(Extracted records)
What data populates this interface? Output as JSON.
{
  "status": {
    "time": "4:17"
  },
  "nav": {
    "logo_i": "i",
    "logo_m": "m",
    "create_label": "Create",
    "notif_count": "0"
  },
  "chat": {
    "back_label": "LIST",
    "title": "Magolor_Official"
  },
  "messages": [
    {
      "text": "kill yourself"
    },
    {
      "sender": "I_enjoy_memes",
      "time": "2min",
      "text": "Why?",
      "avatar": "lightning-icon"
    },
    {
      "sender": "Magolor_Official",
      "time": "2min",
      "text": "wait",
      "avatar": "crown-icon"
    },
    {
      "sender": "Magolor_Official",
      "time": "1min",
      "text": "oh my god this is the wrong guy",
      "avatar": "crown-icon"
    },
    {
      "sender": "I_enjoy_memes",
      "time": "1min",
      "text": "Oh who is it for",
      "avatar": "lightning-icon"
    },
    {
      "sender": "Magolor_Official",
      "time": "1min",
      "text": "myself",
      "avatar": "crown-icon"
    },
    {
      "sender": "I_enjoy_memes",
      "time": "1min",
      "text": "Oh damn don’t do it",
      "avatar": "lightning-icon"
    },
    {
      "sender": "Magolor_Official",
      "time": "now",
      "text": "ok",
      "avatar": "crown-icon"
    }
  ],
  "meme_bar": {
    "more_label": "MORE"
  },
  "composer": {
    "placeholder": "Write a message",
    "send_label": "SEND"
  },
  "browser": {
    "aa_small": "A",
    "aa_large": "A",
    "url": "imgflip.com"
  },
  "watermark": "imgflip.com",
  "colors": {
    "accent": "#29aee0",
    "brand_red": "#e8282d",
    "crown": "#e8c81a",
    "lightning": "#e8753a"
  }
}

■ **The request**: All of the entries need to be reproduced exactly; please write them out.

■ **Solution for this task**:
What data populates this interface? Output as JSON.
{
  "status": {
    "time": "4:17"
  },
  "nav": {
    "logo_i": "i",
    "logo_m": "m",
    "create_label": "Create",
    "notif_count": "0"
  },
  "chat": {
    "back_label": "LIST",
    "title": "Magolor_Official"
  },
  "messages": [
    {
      "text": "kill yourself"
    },
    {
      "sender": "I_enjoy_memes",
      "time": "2min",
      "text": "Why?",
      "avatar": "lightning-icon"
    },
    {
      "sender": "Magolor_Official",
      "time": "2min",
      "text": "wait",
      "avatar": "crown-icon"
    },
    {
      "sender": "Magolor_Official",
      "time": "1min",
      "text": "oh my god this is the wrong guy",
      "avatar": "crown-icon"
    },
    {
      "sender": "I_enjoy_memes",
      "time": "1min",
      "text": "Oh who is it for",
      "avatar": "lightning-icon"
    },
    {
      "sender": "Magolor_Official",
      "time": "1min",
      "text": "myself",
      "avatar": "crown-icon"
    },
    {
      "sender": "I_enjoy_memes",
      "time": "1min",
      "text": "Oh damn don’t do it",
      "avatar": "lightning-icon"
    },
    {
      "sender": "Magolor_Official",
      "time": "now",
      "text": "ok",
      "avatar": "crown-icon"
    }
  ],
  "meme_bar": {
    "more_label": "MORE"
  },
  "composer": {
    "placeholder": "Write a message",
    "send_label": "SEND"
  },
  "browser": {
    "aa_small": "A",
    "aa_large": "A",
    "url": "imgflip.com"
  },
  "watermark": "imgflip.com",
  "colors": {
    "accent": "#29aee0",
    "brand_red": "#e8282d",
    "crown": "#e8c81a",
    "lightning": "#e8753a"
  }
}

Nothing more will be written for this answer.